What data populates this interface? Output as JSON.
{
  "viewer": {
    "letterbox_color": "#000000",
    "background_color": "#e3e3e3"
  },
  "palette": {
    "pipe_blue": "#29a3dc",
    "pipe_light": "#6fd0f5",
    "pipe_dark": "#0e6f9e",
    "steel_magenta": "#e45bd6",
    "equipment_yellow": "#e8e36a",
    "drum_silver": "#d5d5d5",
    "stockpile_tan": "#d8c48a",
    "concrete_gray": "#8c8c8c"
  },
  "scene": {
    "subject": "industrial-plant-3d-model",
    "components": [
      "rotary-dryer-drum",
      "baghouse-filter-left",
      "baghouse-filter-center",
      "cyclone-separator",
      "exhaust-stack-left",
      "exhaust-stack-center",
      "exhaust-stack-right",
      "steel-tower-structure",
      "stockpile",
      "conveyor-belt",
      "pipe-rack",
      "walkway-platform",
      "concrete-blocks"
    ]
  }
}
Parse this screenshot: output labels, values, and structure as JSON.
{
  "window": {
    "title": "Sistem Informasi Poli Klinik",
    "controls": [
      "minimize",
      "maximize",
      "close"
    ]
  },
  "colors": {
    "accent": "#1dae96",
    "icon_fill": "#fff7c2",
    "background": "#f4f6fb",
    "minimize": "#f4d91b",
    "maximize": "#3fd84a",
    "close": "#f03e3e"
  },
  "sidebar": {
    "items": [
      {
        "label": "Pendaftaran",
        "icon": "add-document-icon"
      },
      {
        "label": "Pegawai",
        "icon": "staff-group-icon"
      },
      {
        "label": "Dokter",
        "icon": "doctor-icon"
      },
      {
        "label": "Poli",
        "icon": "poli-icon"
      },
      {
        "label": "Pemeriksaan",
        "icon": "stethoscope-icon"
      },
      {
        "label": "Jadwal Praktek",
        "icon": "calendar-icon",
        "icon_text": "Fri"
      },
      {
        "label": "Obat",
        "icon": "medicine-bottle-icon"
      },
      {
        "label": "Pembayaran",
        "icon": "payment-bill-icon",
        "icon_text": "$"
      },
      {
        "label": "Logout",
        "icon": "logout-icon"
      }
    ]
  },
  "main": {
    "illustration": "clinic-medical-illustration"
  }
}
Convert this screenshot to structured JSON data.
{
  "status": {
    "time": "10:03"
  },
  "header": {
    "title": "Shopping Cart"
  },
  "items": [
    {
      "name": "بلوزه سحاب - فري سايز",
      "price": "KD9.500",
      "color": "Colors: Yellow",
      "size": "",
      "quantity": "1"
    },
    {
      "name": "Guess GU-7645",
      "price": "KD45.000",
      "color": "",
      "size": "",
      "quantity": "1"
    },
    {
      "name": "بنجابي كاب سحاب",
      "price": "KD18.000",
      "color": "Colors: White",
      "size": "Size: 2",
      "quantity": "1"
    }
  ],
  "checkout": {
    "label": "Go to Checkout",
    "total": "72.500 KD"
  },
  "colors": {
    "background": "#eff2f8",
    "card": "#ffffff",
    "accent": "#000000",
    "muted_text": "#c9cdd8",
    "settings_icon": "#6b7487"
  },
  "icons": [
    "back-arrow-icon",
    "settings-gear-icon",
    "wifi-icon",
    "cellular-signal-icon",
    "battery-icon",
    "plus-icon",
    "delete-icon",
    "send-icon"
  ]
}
|---|
**To do:** Return every record, word for word.

**The answer:**
What data populates this interface? Output as JSON.
{
  "viewer": {
    "letterbox_color": "#000000",
    "background_color": "#e3e3e3"
  },
  "palette": {
    "pipe_blue": "#29a3dc",
    "pipe_light": "#6fd0f5",
    "pipe_dark": "#0e6f9e",
    "steel_magenta": "#e45bd6",
    "equipment_yellow": "#e8e36a",
    "drum_silver": "#d5d5d5",
    "stockpile_tan": "#d8c48a",
    "concrete_gray": "#8c8c8c"
  },
  "scene": {
    "subject": "industrial-plant-3d-model",
    "components": [
      "rotary-dryer-drum",
      "baghouse-filter-left",
      "baghouse-filter-center",
      "cyclone-separator",
      "exhaust-stack-left",
      "exhaust-stack-center",
      "exhaust-stack-right",
      "steel-tower-structure",
      "stockpile",
      "conveyor-belt",
      "pipe-rack",
      "walkway-platform",
      "concrete-blocks"
    ]
  }
}
Parse this screenshot: output labels, values, and structure as JSON.
{
  "window": {
    "title": "Sistem Informasi Poli Klinik",
    "controls": [
      "minimize",
      "maximize",
      "close"
    ]
  },
  "colors": {
    "accent": "#1dae96",
    "icon_fill": "#fff7c2",
    "background": "#f4f6fb",
    "minimize": "#f4d91b",
    "maximize": "#3fd84a",
    "close": "#f03e3e"
  },
  "sidebar": {
    "items": [
      {
        "label": "Pendaftaran",
        "icon": "add-document-icon"
      },
      {
        "label": "Pegawai",
        "icon": "staff-group-icon"
      },
      {
        "label": "Dokter",
        "icon": "doctor-icon"
      },
      {
        "label": "Poli",
        "icon": "poli-icon"
      },
      {
        "label": "Pemeriksaan",
        "icon": "stethoscope-icon"
      },
      {
        "label": "Jadwal Praktek",
        "icon": "calendar-icon",
        "icon_text": "Fri"
      },
      {
        "label": "Obat",
        "icon": "medicine-bottle-icon"
      },
      {
        "label": "Pembayaran",
        "icon": "payment-bill-icon",
        "icon_text": "$"
      },
      {
        "label": "Logout",
        "icon": "logout-icon"
      }
    ]
  },
  "main": {
    "illustration": "clinic-medical-illustration"
  }
}
Convert this screenshot to structured JSON data.
{
  "status": {
    "time": "10:03"
  },
  "header": {
    "title": "Shopping Cart"
  },
  "items": [
    {
      "name": "بلوزه سحاب - فري سايز",
      "price": "KD9.500",
      "color": "Colors: Yellow",
      "size": "",
      "quantity": "1"
    },
    {
      "name": "Guess GU-7645",
      "price": "KD45.000",
      "color": "",
      "size": "",
      "quantity": "1"
    },
    {
      "name": "بنجابي كاب سحاب",
      "price": "KD18.000",
      "color": "Colors: White",
      "size": "Size: 2",
      "quantity": "1"
    }
  ],
  "checkout": {
    "label": "Go to Checkout",
    "total": "72.500 KD"
  },
  "colors": {
    "background": "#eff2f8",
    "card": "#ffffff",
    "accent": "#000000",
    "muted_text": "#c9cdd8",
    "settings_icon": "#6b7487"
  },
  "icons": [
    "back-arrow-icon",
    "settings-gear-icon",
    "wifi-icon",
    "cellular-signal-icon",
    "battery-icon",
    "plus-icon",
    "delete-icon",
    "send-icon"
  ]
}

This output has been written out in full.